[Collected data entries]
_ _ _ _ _

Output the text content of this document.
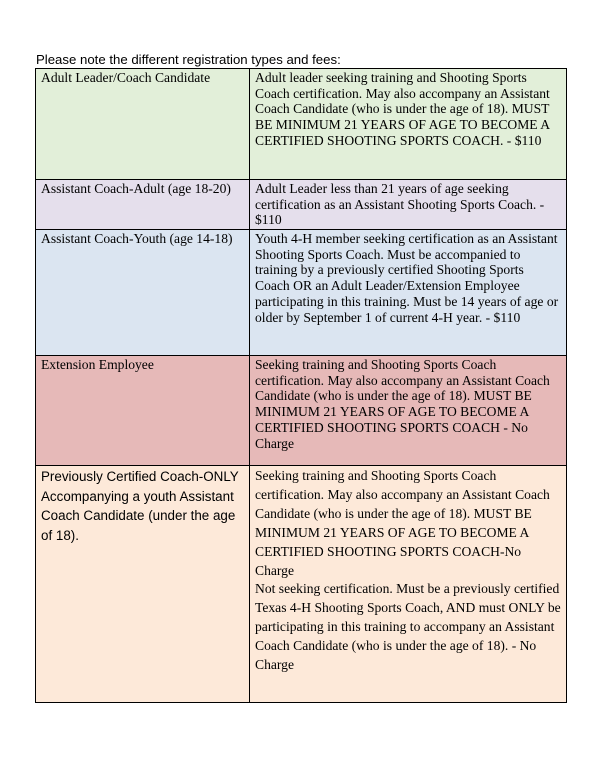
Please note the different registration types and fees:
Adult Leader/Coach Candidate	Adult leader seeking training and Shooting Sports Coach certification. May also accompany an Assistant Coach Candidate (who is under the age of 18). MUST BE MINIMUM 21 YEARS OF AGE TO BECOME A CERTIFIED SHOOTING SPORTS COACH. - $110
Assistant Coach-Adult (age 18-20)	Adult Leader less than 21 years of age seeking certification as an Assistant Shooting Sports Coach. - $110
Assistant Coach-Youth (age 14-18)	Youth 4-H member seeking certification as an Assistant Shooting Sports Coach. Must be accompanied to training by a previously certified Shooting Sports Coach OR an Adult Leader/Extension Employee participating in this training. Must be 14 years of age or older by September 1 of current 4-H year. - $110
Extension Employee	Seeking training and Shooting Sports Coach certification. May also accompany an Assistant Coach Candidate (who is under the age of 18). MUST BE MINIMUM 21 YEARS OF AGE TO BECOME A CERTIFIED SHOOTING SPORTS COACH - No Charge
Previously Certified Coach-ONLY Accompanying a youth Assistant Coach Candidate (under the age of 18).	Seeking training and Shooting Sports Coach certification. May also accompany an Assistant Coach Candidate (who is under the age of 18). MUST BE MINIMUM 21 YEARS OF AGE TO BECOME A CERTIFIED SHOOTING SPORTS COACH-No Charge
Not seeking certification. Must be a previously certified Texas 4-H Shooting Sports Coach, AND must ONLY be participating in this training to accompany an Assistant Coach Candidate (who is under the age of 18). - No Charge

_ _ _ _ _

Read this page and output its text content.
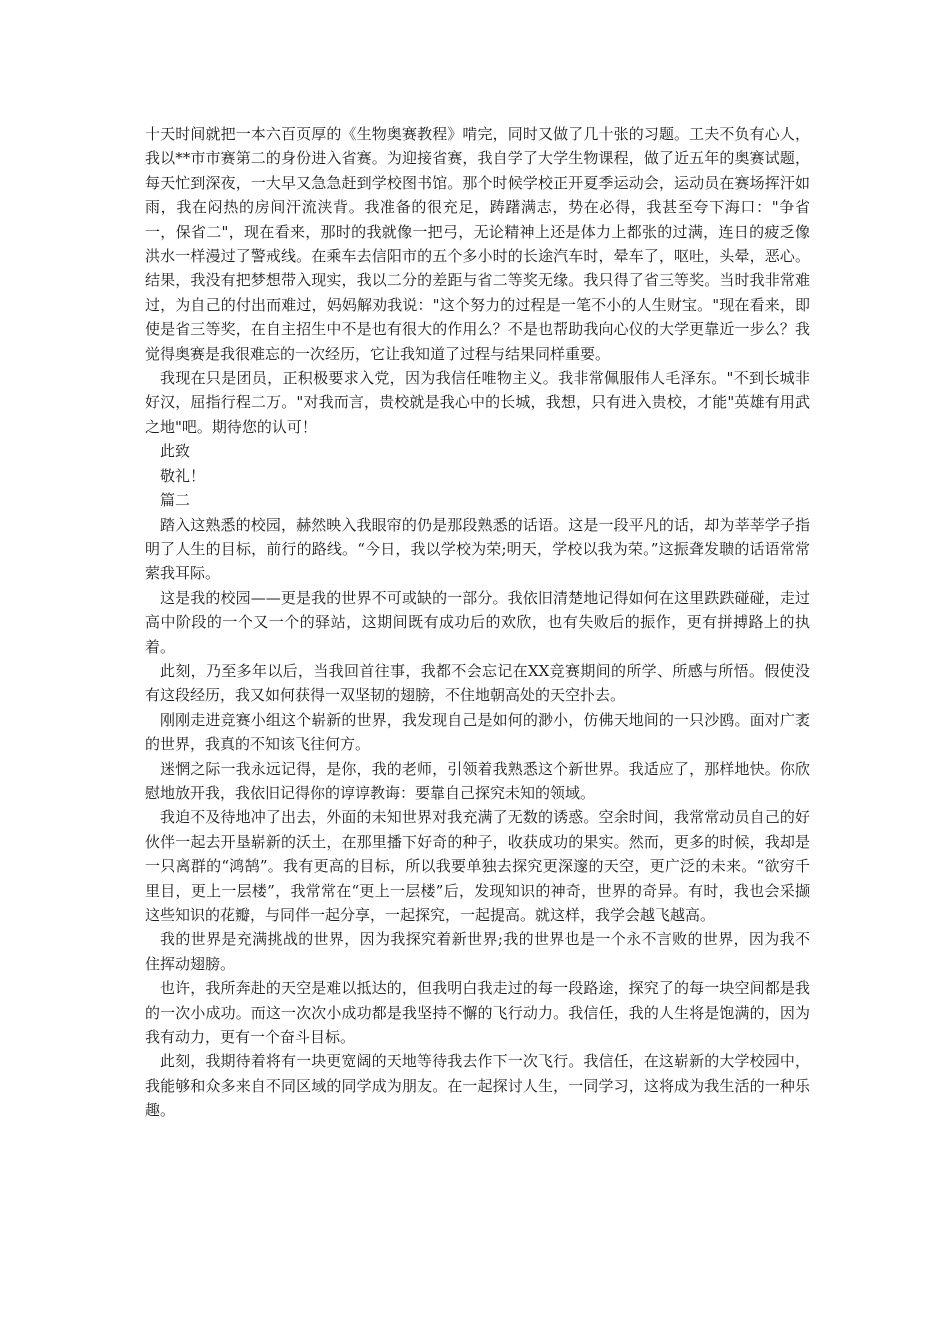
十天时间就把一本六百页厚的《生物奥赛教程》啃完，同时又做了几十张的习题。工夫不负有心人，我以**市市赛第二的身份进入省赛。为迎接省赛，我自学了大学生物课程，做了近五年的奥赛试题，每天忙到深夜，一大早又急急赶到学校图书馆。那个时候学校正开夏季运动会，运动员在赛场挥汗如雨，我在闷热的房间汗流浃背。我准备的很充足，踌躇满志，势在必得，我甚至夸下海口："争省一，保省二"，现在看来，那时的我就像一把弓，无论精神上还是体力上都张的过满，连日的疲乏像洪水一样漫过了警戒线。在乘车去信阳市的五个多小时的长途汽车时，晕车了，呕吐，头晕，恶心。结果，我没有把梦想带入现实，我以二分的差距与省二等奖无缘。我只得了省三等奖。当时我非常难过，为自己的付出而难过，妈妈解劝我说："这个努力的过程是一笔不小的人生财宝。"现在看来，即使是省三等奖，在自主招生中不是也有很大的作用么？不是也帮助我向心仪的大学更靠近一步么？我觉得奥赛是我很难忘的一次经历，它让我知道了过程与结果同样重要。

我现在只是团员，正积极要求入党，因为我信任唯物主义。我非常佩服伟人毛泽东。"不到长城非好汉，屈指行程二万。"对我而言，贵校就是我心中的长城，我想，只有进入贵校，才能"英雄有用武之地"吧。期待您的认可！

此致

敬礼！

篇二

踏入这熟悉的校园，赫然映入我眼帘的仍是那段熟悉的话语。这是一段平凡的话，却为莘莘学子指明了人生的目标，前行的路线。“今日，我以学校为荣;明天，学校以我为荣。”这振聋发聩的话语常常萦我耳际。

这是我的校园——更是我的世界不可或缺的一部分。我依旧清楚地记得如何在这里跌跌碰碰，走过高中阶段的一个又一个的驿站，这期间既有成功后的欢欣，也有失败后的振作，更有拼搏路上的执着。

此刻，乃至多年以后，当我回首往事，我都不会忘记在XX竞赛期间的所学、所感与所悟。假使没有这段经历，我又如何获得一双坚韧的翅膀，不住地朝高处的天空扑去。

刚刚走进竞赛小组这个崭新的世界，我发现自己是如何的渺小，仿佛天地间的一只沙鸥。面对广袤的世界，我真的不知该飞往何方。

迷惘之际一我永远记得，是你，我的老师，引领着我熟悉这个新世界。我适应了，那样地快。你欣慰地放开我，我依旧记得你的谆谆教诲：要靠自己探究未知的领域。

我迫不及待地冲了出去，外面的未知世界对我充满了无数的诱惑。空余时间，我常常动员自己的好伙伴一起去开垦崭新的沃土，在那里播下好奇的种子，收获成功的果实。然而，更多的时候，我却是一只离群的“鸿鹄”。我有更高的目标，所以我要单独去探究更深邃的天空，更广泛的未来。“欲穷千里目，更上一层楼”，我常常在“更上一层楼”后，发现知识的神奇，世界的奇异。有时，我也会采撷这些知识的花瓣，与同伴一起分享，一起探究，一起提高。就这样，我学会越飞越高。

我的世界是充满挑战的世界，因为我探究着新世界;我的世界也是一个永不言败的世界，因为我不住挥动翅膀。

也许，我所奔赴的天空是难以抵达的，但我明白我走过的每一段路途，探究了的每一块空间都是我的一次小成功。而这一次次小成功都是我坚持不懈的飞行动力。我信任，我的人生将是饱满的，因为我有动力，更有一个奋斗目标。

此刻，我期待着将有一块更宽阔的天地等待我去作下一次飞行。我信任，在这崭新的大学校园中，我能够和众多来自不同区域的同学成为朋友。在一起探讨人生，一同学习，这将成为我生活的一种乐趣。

_ _ _ _ _

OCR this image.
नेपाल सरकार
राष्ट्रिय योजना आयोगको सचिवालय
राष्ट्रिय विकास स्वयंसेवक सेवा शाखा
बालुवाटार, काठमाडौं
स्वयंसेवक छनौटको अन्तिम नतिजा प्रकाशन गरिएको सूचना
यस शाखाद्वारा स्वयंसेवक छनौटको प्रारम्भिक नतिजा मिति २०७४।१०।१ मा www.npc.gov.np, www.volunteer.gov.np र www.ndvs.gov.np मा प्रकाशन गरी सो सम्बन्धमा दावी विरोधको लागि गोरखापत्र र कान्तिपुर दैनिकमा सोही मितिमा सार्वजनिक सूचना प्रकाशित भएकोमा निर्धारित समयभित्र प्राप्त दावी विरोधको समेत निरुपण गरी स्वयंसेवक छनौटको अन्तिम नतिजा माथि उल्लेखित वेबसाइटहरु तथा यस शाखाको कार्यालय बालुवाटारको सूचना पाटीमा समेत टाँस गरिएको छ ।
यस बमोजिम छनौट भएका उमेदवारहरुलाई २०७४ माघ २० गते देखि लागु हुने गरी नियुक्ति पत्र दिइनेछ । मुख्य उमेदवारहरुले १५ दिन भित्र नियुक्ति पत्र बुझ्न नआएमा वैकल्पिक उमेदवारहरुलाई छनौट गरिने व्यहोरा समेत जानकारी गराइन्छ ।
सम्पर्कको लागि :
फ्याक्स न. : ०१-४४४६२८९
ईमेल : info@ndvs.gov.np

_ _ _ _ _

**What is expected**.
Select and copy each line from the data that includes the word "content".

**Exercise answer**.
Output the text content of this document.
Read this page and output its text content.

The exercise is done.